> **Problem to solve**
Can you find the lines of the listing that include "title" and copy every one?

--- start Data listing ---

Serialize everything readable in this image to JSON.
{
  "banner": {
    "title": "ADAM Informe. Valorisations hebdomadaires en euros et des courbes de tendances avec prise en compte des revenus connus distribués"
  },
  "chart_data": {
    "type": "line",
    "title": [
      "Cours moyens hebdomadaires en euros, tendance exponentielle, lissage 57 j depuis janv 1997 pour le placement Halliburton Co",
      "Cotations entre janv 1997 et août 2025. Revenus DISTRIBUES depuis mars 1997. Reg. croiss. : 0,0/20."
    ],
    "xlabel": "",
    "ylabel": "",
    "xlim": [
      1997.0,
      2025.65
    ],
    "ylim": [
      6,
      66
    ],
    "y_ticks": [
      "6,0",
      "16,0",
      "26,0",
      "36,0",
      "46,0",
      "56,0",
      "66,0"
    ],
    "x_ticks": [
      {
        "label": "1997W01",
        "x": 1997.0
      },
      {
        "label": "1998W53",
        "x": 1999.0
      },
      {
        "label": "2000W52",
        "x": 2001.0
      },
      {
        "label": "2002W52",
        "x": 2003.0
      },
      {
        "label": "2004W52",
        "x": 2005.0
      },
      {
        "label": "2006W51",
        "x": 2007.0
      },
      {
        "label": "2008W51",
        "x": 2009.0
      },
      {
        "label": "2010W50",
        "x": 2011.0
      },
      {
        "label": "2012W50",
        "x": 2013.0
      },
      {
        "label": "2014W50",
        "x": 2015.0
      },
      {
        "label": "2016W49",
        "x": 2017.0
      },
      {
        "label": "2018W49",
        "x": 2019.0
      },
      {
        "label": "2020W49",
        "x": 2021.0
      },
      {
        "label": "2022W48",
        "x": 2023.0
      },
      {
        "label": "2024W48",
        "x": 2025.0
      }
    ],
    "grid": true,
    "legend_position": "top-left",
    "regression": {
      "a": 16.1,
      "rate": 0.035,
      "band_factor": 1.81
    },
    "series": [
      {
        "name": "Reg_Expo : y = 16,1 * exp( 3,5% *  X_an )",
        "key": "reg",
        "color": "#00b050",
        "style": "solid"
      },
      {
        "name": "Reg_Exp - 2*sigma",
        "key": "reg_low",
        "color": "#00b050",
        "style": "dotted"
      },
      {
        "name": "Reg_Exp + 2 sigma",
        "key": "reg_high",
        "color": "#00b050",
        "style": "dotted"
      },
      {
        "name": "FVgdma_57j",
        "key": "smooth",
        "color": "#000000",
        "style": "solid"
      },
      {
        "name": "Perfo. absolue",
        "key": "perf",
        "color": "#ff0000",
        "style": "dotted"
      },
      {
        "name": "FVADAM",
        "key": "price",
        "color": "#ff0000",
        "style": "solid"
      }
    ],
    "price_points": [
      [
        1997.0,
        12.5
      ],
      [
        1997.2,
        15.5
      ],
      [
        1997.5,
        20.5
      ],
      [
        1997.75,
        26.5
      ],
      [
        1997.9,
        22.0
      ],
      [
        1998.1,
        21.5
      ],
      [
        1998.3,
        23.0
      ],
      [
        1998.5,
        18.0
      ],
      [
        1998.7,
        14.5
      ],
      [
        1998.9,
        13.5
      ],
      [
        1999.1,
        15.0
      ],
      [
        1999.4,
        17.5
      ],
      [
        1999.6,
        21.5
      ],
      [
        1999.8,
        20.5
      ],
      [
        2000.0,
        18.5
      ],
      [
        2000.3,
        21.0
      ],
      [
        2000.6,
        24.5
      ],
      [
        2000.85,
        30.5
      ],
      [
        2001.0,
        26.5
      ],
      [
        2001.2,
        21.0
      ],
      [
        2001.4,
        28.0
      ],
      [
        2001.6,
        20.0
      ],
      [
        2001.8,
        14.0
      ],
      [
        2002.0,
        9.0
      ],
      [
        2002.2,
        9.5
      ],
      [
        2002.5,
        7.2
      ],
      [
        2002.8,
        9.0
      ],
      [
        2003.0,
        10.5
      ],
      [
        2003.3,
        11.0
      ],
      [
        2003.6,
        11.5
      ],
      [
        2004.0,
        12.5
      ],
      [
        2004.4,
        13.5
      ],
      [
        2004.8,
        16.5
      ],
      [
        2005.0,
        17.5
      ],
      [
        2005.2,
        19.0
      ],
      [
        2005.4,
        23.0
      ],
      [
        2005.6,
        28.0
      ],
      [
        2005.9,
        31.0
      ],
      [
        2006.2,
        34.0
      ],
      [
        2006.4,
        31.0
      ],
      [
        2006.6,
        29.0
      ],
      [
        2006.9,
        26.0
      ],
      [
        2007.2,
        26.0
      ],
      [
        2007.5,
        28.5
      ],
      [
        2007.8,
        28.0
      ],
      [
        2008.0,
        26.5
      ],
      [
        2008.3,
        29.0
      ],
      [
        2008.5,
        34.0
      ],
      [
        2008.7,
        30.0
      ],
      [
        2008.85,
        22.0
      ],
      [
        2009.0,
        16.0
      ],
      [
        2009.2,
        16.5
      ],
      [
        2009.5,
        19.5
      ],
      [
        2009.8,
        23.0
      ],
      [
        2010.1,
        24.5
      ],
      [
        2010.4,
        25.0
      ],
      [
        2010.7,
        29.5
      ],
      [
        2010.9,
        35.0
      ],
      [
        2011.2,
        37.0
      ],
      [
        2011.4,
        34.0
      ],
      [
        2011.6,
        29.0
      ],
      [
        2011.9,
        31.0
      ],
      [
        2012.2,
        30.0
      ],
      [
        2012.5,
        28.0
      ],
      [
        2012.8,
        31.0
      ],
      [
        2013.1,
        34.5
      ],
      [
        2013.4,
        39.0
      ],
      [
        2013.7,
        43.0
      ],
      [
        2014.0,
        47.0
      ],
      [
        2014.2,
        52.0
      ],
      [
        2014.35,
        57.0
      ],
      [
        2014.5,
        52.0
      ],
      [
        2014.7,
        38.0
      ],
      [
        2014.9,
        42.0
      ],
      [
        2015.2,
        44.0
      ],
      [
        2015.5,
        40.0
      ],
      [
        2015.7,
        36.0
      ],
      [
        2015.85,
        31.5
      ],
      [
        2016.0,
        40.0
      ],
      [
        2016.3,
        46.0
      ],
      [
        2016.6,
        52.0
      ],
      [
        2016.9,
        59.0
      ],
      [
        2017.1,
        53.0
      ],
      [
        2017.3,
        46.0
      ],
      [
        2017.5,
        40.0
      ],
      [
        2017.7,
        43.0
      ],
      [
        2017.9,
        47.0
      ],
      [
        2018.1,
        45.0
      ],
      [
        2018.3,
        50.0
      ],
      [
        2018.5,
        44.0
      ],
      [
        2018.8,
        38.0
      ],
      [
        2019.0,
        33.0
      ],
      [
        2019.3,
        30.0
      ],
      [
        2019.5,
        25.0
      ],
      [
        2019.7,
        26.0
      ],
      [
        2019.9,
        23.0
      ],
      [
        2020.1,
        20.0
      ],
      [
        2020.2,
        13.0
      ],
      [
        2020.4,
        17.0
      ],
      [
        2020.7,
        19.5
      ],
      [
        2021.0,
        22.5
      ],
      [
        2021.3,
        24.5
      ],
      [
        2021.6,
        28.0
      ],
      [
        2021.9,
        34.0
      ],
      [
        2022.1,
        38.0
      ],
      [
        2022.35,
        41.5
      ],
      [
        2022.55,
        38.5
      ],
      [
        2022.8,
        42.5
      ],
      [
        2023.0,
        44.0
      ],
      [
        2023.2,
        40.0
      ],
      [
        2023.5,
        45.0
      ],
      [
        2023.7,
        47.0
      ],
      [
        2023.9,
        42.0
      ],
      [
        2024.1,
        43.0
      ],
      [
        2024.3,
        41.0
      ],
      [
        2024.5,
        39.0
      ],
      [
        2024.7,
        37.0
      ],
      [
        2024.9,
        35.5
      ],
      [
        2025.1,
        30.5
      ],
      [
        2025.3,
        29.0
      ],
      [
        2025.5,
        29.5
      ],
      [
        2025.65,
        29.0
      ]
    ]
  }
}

--- end Data listing ---

> **Solution below**
    "title": "ADAM Informe. Valorisations hebdomadaires en euros et des courbes de tendances avec prise en compte des revenus connus distribués"
    "title": [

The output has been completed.